Instruction:
Copy out all of the material exactly as presented.

Extracted data:
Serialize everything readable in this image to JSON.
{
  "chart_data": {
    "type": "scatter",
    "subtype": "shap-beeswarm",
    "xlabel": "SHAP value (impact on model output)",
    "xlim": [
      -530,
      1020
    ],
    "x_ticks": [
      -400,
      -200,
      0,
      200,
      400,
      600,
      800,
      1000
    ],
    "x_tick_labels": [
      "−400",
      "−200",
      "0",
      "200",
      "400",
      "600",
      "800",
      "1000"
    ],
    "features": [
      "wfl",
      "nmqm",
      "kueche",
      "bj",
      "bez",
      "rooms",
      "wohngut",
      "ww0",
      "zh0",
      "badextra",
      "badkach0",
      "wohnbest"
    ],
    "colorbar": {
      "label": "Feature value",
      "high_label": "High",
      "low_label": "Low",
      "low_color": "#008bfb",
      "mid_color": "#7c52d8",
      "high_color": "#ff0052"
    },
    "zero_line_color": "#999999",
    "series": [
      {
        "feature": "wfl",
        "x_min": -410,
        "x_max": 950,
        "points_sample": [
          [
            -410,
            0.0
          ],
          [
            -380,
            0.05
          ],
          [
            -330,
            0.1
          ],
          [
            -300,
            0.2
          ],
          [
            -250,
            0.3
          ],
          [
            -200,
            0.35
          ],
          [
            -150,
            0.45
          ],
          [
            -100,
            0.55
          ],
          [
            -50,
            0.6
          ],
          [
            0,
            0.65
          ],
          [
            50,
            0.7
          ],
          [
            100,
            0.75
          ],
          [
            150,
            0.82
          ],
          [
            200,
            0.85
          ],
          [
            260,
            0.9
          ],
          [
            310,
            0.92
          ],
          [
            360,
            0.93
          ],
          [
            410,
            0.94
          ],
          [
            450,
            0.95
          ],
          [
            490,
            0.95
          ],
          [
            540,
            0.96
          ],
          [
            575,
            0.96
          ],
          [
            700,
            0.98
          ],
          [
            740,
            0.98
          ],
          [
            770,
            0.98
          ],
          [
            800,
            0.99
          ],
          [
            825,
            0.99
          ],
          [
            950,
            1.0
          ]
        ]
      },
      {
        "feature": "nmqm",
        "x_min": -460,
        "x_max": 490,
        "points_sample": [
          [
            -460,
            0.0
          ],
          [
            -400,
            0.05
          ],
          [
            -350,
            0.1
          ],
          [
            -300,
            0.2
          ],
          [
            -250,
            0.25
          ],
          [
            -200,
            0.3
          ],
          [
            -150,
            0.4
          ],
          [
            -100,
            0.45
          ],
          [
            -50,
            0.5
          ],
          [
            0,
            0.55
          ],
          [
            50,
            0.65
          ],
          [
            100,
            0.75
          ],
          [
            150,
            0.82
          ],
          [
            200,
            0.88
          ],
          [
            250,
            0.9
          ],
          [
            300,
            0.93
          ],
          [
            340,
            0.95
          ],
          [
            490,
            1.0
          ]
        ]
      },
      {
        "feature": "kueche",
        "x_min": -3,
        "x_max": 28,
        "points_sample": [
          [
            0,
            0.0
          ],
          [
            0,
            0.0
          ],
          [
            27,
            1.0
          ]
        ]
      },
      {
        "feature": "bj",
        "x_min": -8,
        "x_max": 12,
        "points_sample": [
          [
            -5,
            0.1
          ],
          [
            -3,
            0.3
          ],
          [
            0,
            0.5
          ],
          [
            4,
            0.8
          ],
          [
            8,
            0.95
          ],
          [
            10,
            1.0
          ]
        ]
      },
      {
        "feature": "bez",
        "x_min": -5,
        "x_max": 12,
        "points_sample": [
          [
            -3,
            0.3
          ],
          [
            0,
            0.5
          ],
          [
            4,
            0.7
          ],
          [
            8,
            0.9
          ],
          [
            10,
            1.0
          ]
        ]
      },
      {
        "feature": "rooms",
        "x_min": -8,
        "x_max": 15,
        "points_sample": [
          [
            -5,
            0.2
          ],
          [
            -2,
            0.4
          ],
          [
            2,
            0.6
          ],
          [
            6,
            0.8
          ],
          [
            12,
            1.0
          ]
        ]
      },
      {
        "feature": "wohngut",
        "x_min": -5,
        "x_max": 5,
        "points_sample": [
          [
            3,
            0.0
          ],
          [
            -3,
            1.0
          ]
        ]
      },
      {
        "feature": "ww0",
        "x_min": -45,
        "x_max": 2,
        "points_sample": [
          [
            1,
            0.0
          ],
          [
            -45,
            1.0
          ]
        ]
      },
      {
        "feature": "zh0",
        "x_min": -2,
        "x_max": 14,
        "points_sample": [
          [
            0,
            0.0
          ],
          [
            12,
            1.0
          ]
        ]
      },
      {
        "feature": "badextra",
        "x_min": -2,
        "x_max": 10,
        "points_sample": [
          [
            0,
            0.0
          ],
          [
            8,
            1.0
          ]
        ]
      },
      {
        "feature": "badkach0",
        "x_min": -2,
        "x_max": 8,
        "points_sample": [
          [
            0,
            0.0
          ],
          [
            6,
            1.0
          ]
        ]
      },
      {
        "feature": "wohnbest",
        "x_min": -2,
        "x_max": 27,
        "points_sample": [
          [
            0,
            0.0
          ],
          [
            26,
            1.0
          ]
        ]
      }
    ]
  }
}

Response:
Serialize everything readable in this image to JSON.
{
  "chart_data": {
    "type": "scatter",
    "subtype": "shap-beeswarm",
    "xlabel": "SHAP value (impact on model output)",
    "xlim": [
      -530,
      1020
    ],
    "x_ticks": [
      -400,
      -200,
      0,
      200,
      400,
      600,
      800,
      1000
    ],
    "x_tick_labels": [
      "−400",
      "−200",
      "0",
      "200",
      "400",
      "600",
      "800",
      "1000"
    ],
    "features": [
      "wfl",
      "nmqm",
      "kueche",
      "bj",
      "bez",
      "rooms",
      "wohngut",
      "ww0",
      "zh0",
      "badextra",
      "badkach0",
      "wohnbest"
    ],
    "colorbar": {
      "label": "Feature value",
      "high_label": "High",
      "low_label": "Low",
      "low_color": "#008bfb",
      "mid_color": "#7c52d8",
      "high_color": "#ff0052"
    },
    "zero_line_color": "#999999",
    "series": [
      {
        "feature": "wfl",
        "x_min": -410,
        "x_max": 950,
        "points_sample": [
          [
            -410,
            0.0
          ],
          [
            -380,
            0.05
          ],
          [
            -330,
            0.1
          ],
          [
            -300,
            0.2
          ],
          [
            -250,
            0.3
          ],
          [
            -200,
            0.35
          ],
          [
            -150,
            0.45
          ],
          [
            -100,
            0.55
          ],
          [
            -50,
            0.6
          ],
          [
            0,
            0.65
          ],
          [
            50,
            0.7
          ],
          [
            100,
            0.75
          ],
          [
            150,
            0.82
          ],
          [
            200,
            0.85
          ],
          [
            260,
            0.9
          ],
          [
            310,
            0.92
          ],
          [
            360,
            0.93
          ],
          [
            410,
            0.94
          ],
          [
            450,
            0.95
          ],
          [
            490,
            0.95
          ],
          [
            540,
            0.96
          ],
          [
            575,
            0.96
          ],
          [
            700,
            0.98
          ],
          [
            740,
            0.98
          ],
          [
            770,
            0.98
          ],
          [
            800,
            0.99
          ],
          [
            825,
            0.99
          ],
          [
            950,
            1.0
          ]
        ]
      },
      {
        "feature": "nmqm",
        "x_min": -460,
        "x_max": 490,
        "points_sample": [
          [
            -460,
            0.0
          ],
          [
            -400,
            0.05
          ],
          [
            -350,
            0.1
          ],
          [
            -300,
            0.2
          ],
          [
            -250,
            0.25
          ],
          [
            -200,
            0.3
          ],
          [
            -150,
            0.4
          ],
          [
            -100,
            0.45
          ],
          [
            -50,
            0.5
          ],
          [
            0,
            0.55
          ],
          [
            50,
            0.65
          ],
          [
            100,
            0.75
          ],
          [
            150,
            0.82
          ],
          [
            200,
            0.88
          ],
          [
            250,
            0.9
          ],
          [
            300,
            0.93
          ],
          [
            340,
            0.95
          ],
          [
            490,
            1.0
          ]
        ]
      },
      {
        "feature": "kueche",
        "x_min": -3,
        "x_max": 28,
        "points_sample": [
          [
            0,
            0.0
          ],
          [
            0,
            0.0
          ],
          [
            27,
            1.0
          ]
        ]
      },
      {
        "feature": "bj",
        "x_min": -8,
        "x_max": 12,
        "points_sample": [
          [
            -5,
            0.1
          ],
          [
            -3,
            0.3
          ],
          [
            0,
            0.5
          ],
          [
            4,
            0.8
          ],
          [
            8,
            0.95
          ],
          [
            10,
            1.0
          ]
        ]
      },
      {
        "feature": "bez",
        "x_min": -5,
        "x_max": 12,
        "points_sample": [
          [
            -3,
            0.3
          ],
          [
            0,
            0.5
          ],
          [
            4,
            0.7
          ],
          [
            8,
            0.9
          ],
          [
            10,
            1.0
          ]
        ]
      },
      {
        "feature": "rooms",
        "x_min": -8,
        "x_max": 15,
        "points_sample": [
          [
            -5,
            0.2
          ],
          [
            -2,
            0.4
          ],
          [
            2,
            0.6
          ],
          [
            6,
            0.8
          ],
          [
            12,
            1.0
          ]
        ]
      },
      {
        "feature": "wohngut",
        "x_min": -5,
        "x_max": 5,
        "points_sample": [
          [
            3,
            0.0
          ],
          [
            -3,
            1.0
          ]
        ]
      },
      {
        "feature": "ww0",
        "x_min": -45,
        "x_max": 2,
        "points_sample": [
          [
            1,
            0.0
          ],
          [
            -45,
            1.0
          ]
        ]
      },
      {
        "feature": "zh0",
        "x_min": -2,
        "x_max": 14,
        "points_sample": [
          [
            0,
            0.0
          ],
          [
            12,
            1.0
          ]
        ]
      },
      {
        "feature": "badextra",
        "x_min": -2,
        "x_max": 10,
        "points_sample": [
          [
            0,
            0.0
          ],
          [
            8,
            1.0
          ]
        ]
      },
      {
        "feature": "badkach0",
        "x_min": -2,
        "x_max": 8,
        "points_sample": [
          [
            0,
            0.0
          ],
          [
            6,
            1.0
          ]
        ]
      },
      {
        "feature": "wohnbest",
        "x_min": -2,
        "x_max": 27,
        "points_sample": [
          [
            0,
            0.0
          ],
          [
            26,
            1.0
          ]
        ]
      }
    ]
  }
}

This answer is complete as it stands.